## BEGIN Records to use
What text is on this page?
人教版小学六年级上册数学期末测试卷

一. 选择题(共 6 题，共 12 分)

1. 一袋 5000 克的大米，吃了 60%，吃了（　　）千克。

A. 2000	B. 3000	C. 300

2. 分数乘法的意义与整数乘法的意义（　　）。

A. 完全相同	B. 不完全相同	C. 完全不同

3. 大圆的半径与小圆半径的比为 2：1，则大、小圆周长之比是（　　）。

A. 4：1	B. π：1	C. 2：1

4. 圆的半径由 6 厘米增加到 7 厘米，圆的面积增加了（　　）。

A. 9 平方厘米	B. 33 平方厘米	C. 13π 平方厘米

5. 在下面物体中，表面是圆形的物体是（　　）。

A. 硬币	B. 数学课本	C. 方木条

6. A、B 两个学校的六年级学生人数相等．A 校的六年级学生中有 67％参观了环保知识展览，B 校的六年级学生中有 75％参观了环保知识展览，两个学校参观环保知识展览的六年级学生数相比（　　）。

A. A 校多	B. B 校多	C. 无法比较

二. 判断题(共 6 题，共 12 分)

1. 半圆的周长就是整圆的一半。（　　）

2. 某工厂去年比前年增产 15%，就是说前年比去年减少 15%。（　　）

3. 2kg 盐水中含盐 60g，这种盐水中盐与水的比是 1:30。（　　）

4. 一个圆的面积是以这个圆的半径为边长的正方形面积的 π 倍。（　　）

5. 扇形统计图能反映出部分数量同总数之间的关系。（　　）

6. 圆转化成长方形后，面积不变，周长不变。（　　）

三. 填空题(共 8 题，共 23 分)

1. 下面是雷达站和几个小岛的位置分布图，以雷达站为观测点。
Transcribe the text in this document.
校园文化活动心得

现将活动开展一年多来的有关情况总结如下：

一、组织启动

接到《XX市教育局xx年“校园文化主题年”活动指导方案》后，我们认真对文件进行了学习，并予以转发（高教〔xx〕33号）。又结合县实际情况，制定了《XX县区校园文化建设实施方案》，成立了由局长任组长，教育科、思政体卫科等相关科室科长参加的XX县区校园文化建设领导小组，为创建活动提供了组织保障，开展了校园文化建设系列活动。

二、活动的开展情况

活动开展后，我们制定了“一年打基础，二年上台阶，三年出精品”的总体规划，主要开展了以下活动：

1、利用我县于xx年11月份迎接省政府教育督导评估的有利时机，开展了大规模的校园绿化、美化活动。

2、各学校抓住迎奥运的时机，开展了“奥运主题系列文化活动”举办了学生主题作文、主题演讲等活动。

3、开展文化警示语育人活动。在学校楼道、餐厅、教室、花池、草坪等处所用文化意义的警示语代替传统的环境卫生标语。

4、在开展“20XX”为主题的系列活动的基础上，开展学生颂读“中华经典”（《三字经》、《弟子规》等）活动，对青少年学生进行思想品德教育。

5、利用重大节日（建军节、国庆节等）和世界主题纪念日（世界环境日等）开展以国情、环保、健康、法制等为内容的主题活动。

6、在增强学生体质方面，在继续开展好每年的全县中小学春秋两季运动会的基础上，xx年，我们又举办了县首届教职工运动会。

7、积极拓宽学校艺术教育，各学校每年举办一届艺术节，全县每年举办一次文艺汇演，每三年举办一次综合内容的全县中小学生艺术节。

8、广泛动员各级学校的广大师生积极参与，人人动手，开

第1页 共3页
## END Records to use
■ Stated exercise ■
Using the listing above, gather each line that holds the string "text" and copy it.

■ Answer to the exercise ■
What text is on this page?
Transcribe the text in this document.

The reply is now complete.